Retype the full set of records. Keep every character identical.

>> start Data entries

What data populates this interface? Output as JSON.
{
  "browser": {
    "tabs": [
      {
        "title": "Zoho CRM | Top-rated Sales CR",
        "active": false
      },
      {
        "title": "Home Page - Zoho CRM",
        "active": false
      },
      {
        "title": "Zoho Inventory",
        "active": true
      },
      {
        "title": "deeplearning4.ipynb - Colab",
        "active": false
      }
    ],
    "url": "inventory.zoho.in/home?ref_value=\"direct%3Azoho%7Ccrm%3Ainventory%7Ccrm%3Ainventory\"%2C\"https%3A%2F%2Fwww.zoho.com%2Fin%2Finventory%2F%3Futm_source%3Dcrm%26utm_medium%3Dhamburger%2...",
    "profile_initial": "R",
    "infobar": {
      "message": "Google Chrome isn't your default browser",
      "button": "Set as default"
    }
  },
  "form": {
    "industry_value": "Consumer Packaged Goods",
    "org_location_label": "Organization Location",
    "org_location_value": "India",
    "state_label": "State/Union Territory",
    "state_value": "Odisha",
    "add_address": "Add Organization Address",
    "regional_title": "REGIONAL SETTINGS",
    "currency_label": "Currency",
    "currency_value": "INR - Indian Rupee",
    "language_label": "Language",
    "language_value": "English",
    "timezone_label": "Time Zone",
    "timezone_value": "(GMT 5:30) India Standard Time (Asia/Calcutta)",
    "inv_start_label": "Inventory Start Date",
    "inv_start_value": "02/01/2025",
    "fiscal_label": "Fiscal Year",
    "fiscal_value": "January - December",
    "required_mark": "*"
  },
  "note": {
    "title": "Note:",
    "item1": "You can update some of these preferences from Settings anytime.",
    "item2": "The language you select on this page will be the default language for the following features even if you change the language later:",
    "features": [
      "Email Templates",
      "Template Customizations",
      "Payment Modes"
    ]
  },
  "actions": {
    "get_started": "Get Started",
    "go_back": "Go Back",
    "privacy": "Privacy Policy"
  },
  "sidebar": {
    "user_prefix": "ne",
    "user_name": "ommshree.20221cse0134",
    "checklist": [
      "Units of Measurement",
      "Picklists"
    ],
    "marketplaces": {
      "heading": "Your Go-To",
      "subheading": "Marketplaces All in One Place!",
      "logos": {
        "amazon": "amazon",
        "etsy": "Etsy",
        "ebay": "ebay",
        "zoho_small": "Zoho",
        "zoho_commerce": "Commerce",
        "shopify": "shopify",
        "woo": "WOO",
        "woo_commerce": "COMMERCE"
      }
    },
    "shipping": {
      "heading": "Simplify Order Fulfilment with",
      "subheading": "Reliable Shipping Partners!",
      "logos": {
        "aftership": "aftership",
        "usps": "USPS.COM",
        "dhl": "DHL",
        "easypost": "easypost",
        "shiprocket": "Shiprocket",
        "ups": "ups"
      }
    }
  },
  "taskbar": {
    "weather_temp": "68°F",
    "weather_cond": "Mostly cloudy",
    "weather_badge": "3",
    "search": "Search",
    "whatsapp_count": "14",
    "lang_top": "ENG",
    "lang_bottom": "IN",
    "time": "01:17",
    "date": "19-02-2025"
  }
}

>> end Data entries

- The response:
What data populates this interface? Output as JSON.
{
  "browser": {
    "tabs": [
      {
        "title": "Zoho CRM | Top-rated Sales CR",
        "active": false
      },
      {
        "title": "Home Page - Zoho CRM",
        "active": false
      },
      {
        "title": "Zoho Inventory",
        "active": true
      },
      {
        "title": "deeplearning4.ipynb - Colab",
        "active": false
      }
    ],
    "url": "inventory.zoho.in/home?ref_value=\"direct%3Azoho%7Ccrm%3Ainventory%7Ccrm%3Ainventory\"%2C\"https%3A%2F%2Fwww.zoho.com%2Fin%2Finventory%2F%3Futm_source%3Dcrm%26utm_medium%3Dhamburger%2...",
    "profile_initial": "R",
    "infobar": {
      "message": "Google Chrome isn't your default browser",
      "button": "Set as default"
    }
  },
  "form": {
    "industry_value": "Consumer Packaged Goods",
    "org_location_label": "Organization Location",
    "org_location_value": "India",
    "state_label": "State/Union Territory",
    "state_value": "Odisha",
    "add_address": "Add Organization Address",
    "regional_title": "REGIONAL SETTINGS",
    "currency_label": "Currency",
    "currency_value": "INR - Indian Rupee",
    "language_label": "Language",
    "language_value": "English",
    "timezone_label": "Time Zone",
    "timezone_value": "(GMT 5:30) India Standard Time (Asia/Calcutta)",
    "inv_start_label": "Inventory Start Date",
    "inv_start_value": "02/01/2025",
    "fiscal_label": "Fiscal Year",
    "fiscal_value": "January - December",
    "required_mark": "*"
  },
  "note": {
    "title": "Note:",
    "item1": "You can update some of these preferences from Settings anytime.",
    "item2": "The language you select on this page will be the default language for the following features even if you change the language later:",
    "features": [
      "Email Templates",
      "Template Customizations",
      "Payment Modes"
    ]
  },
  "actions": {
    "get_started": "Get Started",
    "go_back": "Go Back",
    "privacy": "Privacy Policy"
  },
  "sidebar": {
    "user_prefix": "ne",
    "user_name": "ommshree.20221cse0134",
    "checklist": [
      "Units of Measurement",
      "Picklists"
    ],
    "marketplaces": {
      "heading": "Your Go-To",
      "subheading": "Marketplaces All in One Place!",
      "logos": {
        "amazon": "amazon",
        "etsy": "Etsy",
        "ebay": "ebay",
        "zoho_small": "Zoho",
        "zoho_commerce": "Commerce",
        "shopify": "shopify",
        "woo": "WOO",
        "woo_commerce": "COMMERCE"
      }
    },
    "shipping": {
      "heading": "Simplify Order Fulfilment with",
      "subheading": "Reliable Shipping Partners!",
      "logos": {
        "aftership": "aftership",
        "usps": "USPS.COM",
        "dhl": "DHL",
        "easypost": "easypost",
        "shiprocket": "Shiprocket",
        "ups": "ups"
      }
    }
  },
  "taskbar": {
    "weather_temp": "68°F",
    "weather_cond": "Mostly cloudy",
    "weather_badge": "3",
    "search": "Search",
    "whatsapp_count": "14",
    "lang_top": "ENG",
    "lang_bottom": "IN",
    "time": "01:17",
    "date": "19-02-2025"
  }
}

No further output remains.